[Exercise prompt] Everything in the listing should be restated word for word.

§

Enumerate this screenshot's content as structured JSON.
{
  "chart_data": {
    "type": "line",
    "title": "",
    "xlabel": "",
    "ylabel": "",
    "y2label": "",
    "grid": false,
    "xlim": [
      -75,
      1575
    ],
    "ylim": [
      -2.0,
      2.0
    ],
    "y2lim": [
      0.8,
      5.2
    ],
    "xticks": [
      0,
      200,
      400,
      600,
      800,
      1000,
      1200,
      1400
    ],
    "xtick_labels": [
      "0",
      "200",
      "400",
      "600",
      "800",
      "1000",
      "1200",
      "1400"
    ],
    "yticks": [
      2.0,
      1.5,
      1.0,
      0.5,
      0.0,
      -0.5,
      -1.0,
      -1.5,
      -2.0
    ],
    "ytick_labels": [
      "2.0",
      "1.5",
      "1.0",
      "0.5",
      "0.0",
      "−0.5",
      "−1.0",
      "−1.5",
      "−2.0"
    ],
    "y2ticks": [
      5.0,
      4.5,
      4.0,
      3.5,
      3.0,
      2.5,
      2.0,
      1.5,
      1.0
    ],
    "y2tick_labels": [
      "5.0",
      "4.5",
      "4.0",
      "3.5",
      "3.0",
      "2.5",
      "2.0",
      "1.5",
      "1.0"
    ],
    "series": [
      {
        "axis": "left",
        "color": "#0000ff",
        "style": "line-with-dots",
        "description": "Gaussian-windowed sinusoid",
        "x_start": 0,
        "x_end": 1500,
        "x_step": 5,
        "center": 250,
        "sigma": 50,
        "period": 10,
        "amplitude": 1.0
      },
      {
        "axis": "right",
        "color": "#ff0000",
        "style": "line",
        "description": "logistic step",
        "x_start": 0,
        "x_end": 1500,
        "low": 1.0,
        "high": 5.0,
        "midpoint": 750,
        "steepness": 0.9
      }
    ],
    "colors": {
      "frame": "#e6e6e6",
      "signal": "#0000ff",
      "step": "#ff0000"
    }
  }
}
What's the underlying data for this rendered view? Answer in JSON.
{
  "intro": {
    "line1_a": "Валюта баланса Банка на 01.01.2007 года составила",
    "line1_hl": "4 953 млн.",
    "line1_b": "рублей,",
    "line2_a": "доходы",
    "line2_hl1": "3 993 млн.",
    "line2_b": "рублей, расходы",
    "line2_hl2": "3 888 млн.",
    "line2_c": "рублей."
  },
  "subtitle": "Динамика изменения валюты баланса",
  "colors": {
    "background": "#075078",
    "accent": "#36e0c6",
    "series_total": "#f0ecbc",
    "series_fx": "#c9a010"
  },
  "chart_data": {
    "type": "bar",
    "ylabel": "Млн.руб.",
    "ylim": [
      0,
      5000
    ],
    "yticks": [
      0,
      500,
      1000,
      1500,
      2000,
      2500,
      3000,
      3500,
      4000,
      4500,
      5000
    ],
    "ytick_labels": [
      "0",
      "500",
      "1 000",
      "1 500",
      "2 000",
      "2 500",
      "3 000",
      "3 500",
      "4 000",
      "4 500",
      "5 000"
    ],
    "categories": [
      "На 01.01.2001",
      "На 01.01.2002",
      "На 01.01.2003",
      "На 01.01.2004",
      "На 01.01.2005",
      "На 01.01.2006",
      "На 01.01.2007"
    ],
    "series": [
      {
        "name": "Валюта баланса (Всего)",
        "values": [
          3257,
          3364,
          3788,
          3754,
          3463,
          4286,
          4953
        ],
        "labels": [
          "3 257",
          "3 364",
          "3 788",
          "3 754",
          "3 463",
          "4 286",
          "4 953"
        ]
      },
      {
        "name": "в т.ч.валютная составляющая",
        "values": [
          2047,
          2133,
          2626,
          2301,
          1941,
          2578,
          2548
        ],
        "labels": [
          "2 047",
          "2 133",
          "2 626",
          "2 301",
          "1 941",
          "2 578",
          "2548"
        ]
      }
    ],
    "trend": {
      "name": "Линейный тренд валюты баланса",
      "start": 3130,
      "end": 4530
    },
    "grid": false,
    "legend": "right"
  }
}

§

[Answer below]
Enumerate this screenshot's content as structured JSON.
{
  "chart_data": {
    "type": "line",
    "title": "",
    "xlabel": "",
    "ylabel": "",
    "y2label": "",
    "grid": false,
    "xlim": [
      -75,
      1575
    ],
    "ylim": [
      -2.0,
      2.0
    ],
    "y2lim": [
      0.8,
      5.2
    ],
    "xticks": [
      0,
      200,
      400,
      600,
      800,
      1000,
      1200,
      1400
    ],
    "xtick_labels": [
      "0",
      "200",
      "400",
      "600",
      "800",
      "1000",
      "1200",
      "1400"
    ],
    "yticks": [
      2.0,
      1.5,
      1.0,
      0.5,
      0.0,
      -0.5,
      -1.0,
      -1.5,
      -2.0
    ],
    "ytick_labels": [
      "2.0",
      "1.5",
      "1.0",
      "0.5",
      "0.0",
      "−0.5",
      "−1.0",
      "−1.5",
      "−2.0"
    ],
    "y2ticks": [
      5.0,
      4.5,
      4.0,
      3.5,
      3.0,
      2.5,
      2.0,
      1.5,
      1.0
    ],
    "y2tick_labels": [
      "5.0",
      "4.5",
      "4.0",
      "3.5",
      "3.0",
      "2.5",
      "2.0",
      "1.5",
      "1.0"
    ],
    "series": [
      {
        "axis": "left",
        "color": "#0000ff",
        "style": "line-with-dots",
        "description": "Gaussian-windowed sinusoid",
        "x_start": 0,
        "x_end": 1500,
        "x_step": 5,
        "center": 250,
        "sigma": 50,
        "period": 10,
        "amplitude": 1.0
      },
      {
        "axis": "right",
        "color": "#ff0000",
        "style": "line",
        "description": "logistic step",
        "x_start": 0,
        "x_end": 1500,
        "low": 1.0,
        "high": 5.0,
        "midpoint": 750,
        "steepness": 0.9
      }
    ],
    "colors": {
      "frame": "#e6e6e6",
      "signal": "#0000ff",
      "step": "#ff0000"
    }
  }
}
What's the underlying data for this rendered view? Answer in JSON.
{
  "intro": {
    "line1_a": "Валюта баланса Банка на 01.01.2007 года составила",
    "line1_hl": "4 953 млн.",
    "line1_b": "рублей,",
    "line2_a": "доходы",
    "line2_hl1": "3 993 млн.",
    "line2_b": "рублей, расходы",
    "line2_hl2": "3 888 млн.",
    "line2_c": "рублей."
  },
  "subtitle": "Динамика изменения валюты баланса",
  "colors": {
    "background": "#075078",
    "accent": "#36e0c6",
    "series_total": "#f0ecbc",
    "series_fx": "#c9a010"
  },
  "chart_data": {
    "type": "bar",
    "ylabel": "Млн.руб.",
    "ylim": [
      0,
      5000
    ],
    "yticks": [
      0,
      500,
      1000,
      1500,
      2000,
      2500,
      3000,
      3500,
      4000,
      4500,
      5000
    ],
    "ytick_labels": [
      "0",
      "500",
      "1 000",
      "1 500",
      "2 000",
      "2 500",
      "3 000",
      "3 500",
      "4 000",
      "4 500",
      "5 000"
    ],
    "categories": [
      "На 01.01.2001",
      "На 01.01.2002",
      "На 01.01.2003",
      "На 01.01.2004",
      "На 01.01.2005",
      "На 01.01.2006",
      "На 01.01.2007"
    ],
    "series": [
      {
        "name": "Валюта баланса (Всего)",
        "values": [
          3257,
          3364,
          3788,
          3754,
          3463,
          4286,
          4953
        ],
        "labels": [
          "3 257",
          "3 364",
          "3 788",
          "3 754",
          "3 463",
          "4 286",
          "4 953"
        ]
      },
      {
        "name": "в т.ч.валютная составляющая",
        "values": [
          2047,
          2133,
          2626,
          2301,
          1941,
          2578,
          2548
        ],
        "labels": [
          "2 047",
          "2 133",
          "2 626",
          "2 301",
          "1 941",
          "2 578",
          "2548"
        ]
      }
    ],
    "trend": {
      "name": "Линейный тренд валюты баланса",
      "start": 3130,
      "end": 4530
    },
    "grid": false,
    "legend": "right"
  }
}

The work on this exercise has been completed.